(Items from a dataset)
## BEGIN

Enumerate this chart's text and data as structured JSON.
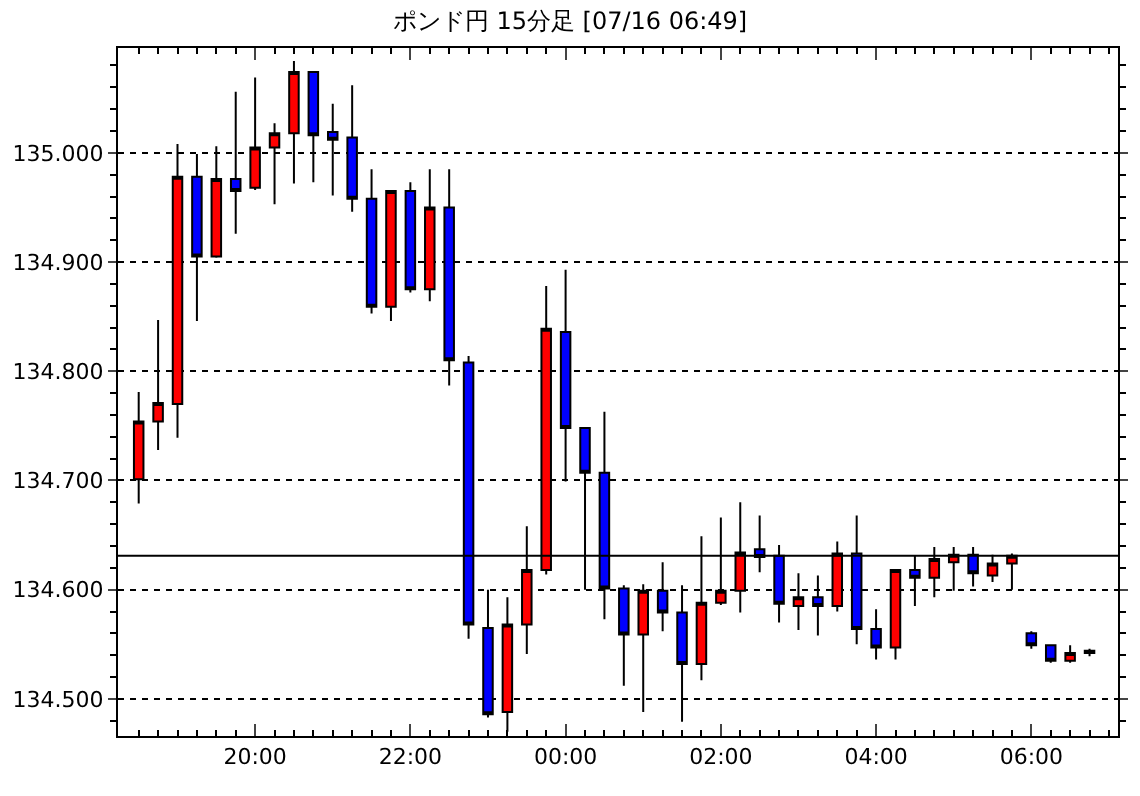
{
  "chart_data": {
    "type": "candlestick",
    "title": "ポンド円 15分足 [07/16 06:49]",
    "x": [
      "--07-15T18:30",
      "--07-15T18:45",
      "--07-15T19:00",
      "--07-15T19:15",
      "--07-15T19:30",
      "--07-15T19:45",
      "--07-15T20:00",
      "--07-15T20:15",
      "--07-15T20:30",
      "--07-15T20:45",
      "--07-15T21:00",
      "--07-15T21:15",
      "--07-15T21:30",
      "--07-15T21:45",
      "--07-15T22:00",
      "--07-15T22:15",
      "--07-15T22:30",
      "--07-15T22:45",
      "--07-15T23:00",
      "--07-15T23:15",
      "--07-15T23:30",
      "--07-15T23:45",
      "--07-16T00:00",
      "--07-16T00:15",
      "--07-16T00:30",
      "--07-16T00:45",
      "--07-16T01:00",
      "--07-16T01:15",
      "--07-16T01:30",
      "--07-16T01:45",
      "--07-16T02:00",
      "--07-16T02:15",
      "--07-16T02:30",
      "--07-16T02:45",
      "--07-16T03:00",
      "--07-16T03:15",
      "--07-16T03:30",
      "--07-16T03:45",
      "--07-16T04:00",
      "--07-16T04:15",
      "--07-16T04:30",
      "--07-16T04:45",
      "--07-16T05:00",
      "--07-16T05:15",
      "--07-16T05:30",
      "--07-16T05:45",
      "--07-16T06:00",
      "--07-16T06:15",
      "--07-16T06:30",
      "--07-16T06:45"
    ],
    "ohlc": [
      [
        134.701,
        134.781,
        134.679,
        134.754
      ],
      [
        134.754,
        134.847,
        134.728,
        134.771
      ],
      [
        134.77,
        135.008,
        134.739,
        134.978
      ],
      [
        134.978,
        134.999,
        134.846,
        134.905
      ],
      [
        134.905,
        135.006,
        134.904,
        134.976
      ],
      [
        134.976,
        135.056,
        134.926,
        134.965
      ],
      [
        134.968,
        135.069,
        134.966,
        135.005
      ],
      [
        135.005,
        135.027,
        134.953,
        135.018
      ],
      [
        135.018,
        135.084,
        134.972,
        135.074
      ],
      [
        135.074,
        135.074,
        134.973,
        135.016
      ],
      [
        135.019,
        135.045,
        134.961,
        135.012
      ],
      [
        135.014,
        135.062,
        134.946,
        134.958
      ],
      [
        134.958,
        134.985,
        134.853,
        134.859
      ],
      [
        134.859,
        134.965,
        134.846,
        134.965
      ],
      [
        134.965,
        134.973,
        134.872,
        134.875
      ],
      [
        134.875,
        134.985,
        134.864,
        134.95
      ],
      [
        134.95,
        134.985,
        134.787,
        134.81
      ],
      [
        134.808,
        134.814,
        134.555,
        134.568
      ],
      [
        134.565,
        134.6,
        134.483,
        134.486
      ],
      [
        134.488,
        134.593,
        134.47,
        134.568
      ],
      [
        134.568,
        134.658,
        134.541,
        134.618
      ],
      [
        134.618,
        134.878,
        134.614,
        134.839
      ],
      [
        134.836,
        134.893,
        134.699,
        134.748
      ],
      [
        134.748,
        134.748,
        134.6,
        134.707
      ],
      [
        134.707,
        134.763,
        134.573,
        134.601
      ],
      [
        134.601,
        134.604,
        134.512,
        134.559
      ],
      [
        134.559,
        134.605,
        134.488,
        134.599
      ],
      [
        134.599,
        134.625,
        134.562,
        134.579
      ],
      [
        134.579,
        134.604,
        134.479,
        134.532
      ],
      [
        134.532,
        134.649,
        134.517,
        134.588
      ],
      [
        134.588,
        134.666,
        134.586,
        134.599
      ],
      [
        134.599,
        134.68,
        134.579,
        134.634
      ],
      [
        134.637,
        134.668,
        134.616,
        134.63
      ],
      [
        134.631,
        134.641,
        134.57,
        134.587
      ],
      [
        134.585,
        134.615,
        134.563,
        134.593
      ],
      [
        134.593,
        134.613,
        134.558,
        134.585
      ],
      [
        134.585,
        134.644,
        134.58,
        134.633
      ],
      [
        134.633,
        134.668,
        134.55,
        134.564
      ],
      [
        134.564,
        134.582,
        134.536,
        134.547
      ],
      [
        134.547,
        134.618,
        134.536,
        134.618
      ],
      [
        134.618,
        134.631,
        134.585,
        134.611
      ],
      [
        134.611,
        134.639,
        134.593,
        134.628
      ],
      [
        134.625,
        134.639,
        134.599,
        134.632
      ],
      [
        134.632,
        134.639,
        134.603,
        134.615
      ],
      [
        134.613,
        134.632,
        134.607,
        134.624
      ],
      [
        134.624,
        134.633,
        134.6,
        134.631
      ],
      [
        134.56,
        134.562,
        134.546,
        134.549
      ],
      [
        134.549,
        134.549,
        134.533,
        134.535
      ],
      [
        134.535,
        134.549,
        134.533,
        134.542
      ],
      [
        134.544,
        134.546,
        134.539,
        134.542
      ]
    ],
    "colors": [
      "#ff0000",
      "#ff0000",
      "#ff0000",
      "#0000ff",
      "#ff0000",
      "#0000ff",
      "#ff0000",
      "#ff0000",
      "#ff0000",
      "#0000ff",
      "#0000ff",
      "#0000ff",
      "#0000ff",
      "#ff0000",
      "#0000ff",
      "#ff0000",
      "#0000ff",
      "#0000ff",
      "#0000ff",
      "#ff0000",
      "#ff0000",
      "#ff0000",
      "#0000ff",
      "#0000ff",
      "#0000ff",
      "#0000ff",
      "#ff0000",
      "#0000ff",
      "#0000ff",
      "#ff0000",
      "#ff0000",
      "#ff0000",
      "#0000ff",
      "#0000ff",
      "#ff0000",
      "#0000ff",
      "#ff0000",
      "#0000ff",
      "#0000ff",
      "#ff0000",
      "#0000ff",
      "#ff0000",
      "#ff0000",
      "#0000ff",
      "#ff0000",
      "#ff0000",
      "#0000ff",
      "#0000ff",
      "#ff0000",
      "#0000ff"
    ],
    "xlim": [
      "--07-15T18:14",
      "--07-16T07:07"
    ],
    "xticks": [
      {
        "value": "--07-15T20:00",
        "label": "20:00"
      },
      {
        "value": "--07-15T22:00",
        "label": "22:00"
      },
      {
        "value": "--07-16T00:00",
        "label": "00:00"
      },
      {
        "value": "--07-16T02:00",
        "label": "02:00"
      },
      {
        "value": "--07-16T04:00",
        "label": "04:00"
      },
      {
        "value": "--07-16T06:00",
        "label": "06:00"
      }
    ],
    "ylim": [
      134.466,
      135.096
    ],
    "yticks": [
      {
        "value": 134.5,
        "label": "134.500"
      },
      {
        "value": 134.6,
        "label": "134.600"
      },
      {
        "value": 134.7,
        "label": "134.700"
      },
      {
        "value": 134.8,
        "label": "134.800"
      },
      {
        "value": 134.9,
        "label": "134.900"
      },
      {
        "value": 135.0,
        "label": "135.000"
      }
    ],
    "grid": "y",
    "ref_lines": [
      {
        "axis": "y",
        "value": 134.631,
        "color": "#000000"
      }
    ]
  }
}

## END

▸ **What you have to do**: Return every line above that contains the word "label".

▸ **Result below**:
        "label": "20:00"
        "label": "22:00"
        "label": "00:00"
        "label": "02:00"
        "label": "04:00"
        "label": "06:00"
        "label": "134.500"
        "label": "134.600"
        "label": "134.700"
        "label": "134.800"
        "label": "134.900"
        "label": "135.000"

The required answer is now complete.